WORK REQUIRED -
From the listing below, extract each line containing the string "text".

— START SOURCE DATA —

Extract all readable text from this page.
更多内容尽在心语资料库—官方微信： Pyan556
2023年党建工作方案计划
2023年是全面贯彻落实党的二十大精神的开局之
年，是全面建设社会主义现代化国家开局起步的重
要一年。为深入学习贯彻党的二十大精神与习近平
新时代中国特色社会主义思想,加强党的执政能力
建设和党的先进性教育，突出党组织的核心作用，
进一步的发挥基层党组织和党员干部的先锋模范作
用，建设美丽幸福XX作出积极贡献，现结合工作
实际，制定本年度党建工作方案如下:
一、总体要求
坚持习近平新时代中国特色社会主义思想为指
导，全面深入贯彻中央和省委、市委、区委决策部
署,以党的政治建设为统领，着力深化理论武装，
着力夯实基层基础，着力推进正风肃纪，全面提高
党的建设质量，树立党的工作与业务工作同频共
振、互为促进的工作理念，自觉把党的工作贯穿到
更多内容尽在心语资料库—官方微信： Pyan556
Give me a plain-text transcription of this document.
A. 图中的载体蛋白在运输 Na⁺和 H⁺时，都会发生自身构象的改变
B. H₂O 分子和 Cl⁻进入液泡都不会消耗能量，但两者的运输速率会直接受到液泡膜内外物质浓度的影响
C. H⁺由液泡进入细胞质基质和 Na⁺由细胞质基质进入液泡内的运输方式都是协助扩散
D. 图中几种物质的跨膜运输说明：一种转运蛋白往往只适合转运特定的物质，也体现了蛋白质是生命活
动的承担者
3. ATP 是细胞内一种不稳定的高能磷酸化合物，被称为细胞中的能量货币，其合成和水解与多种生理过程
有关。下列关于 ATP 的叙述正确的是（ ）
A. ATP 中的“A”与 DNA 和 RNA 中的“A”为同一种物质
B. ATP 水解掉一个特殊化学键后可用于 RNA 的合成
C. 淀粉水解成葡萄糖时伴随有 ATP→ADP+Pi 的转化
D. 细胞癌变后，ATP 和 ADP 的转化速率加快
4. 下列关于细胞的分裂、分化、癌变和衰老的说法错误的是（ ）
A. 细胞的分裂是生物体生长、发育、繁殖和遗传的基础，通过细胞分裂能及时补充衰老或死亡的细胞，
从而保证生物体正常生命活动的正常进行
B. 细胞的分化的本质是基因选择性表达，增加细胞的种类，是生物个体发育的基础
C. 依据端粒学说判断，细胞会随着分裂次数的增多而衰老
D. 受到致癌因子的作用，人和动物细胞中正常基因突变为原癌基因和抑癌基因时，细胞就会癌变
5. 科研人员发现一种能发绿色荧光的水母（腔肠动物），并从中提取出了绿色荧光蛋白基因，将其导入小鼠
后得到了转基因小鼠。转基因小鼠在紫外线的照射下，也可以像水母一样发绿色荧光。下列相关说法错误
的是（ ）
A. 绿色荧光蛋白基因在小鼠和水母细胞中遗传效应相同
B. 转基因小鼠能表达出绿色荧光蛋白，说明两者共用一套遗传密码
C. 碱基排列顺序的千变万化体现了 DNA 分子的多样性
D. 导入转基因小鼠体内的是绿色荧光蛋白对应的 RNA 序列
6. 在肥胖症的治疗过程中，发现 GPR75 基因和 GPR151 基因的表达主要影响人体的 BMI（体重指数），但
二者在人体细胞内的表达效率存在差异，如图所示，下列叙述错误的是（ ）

— END SOURCE DATA —

EXERCISE OUTPUT -
Extract all readable text from this page.
Give me a plain-text transcription of this document.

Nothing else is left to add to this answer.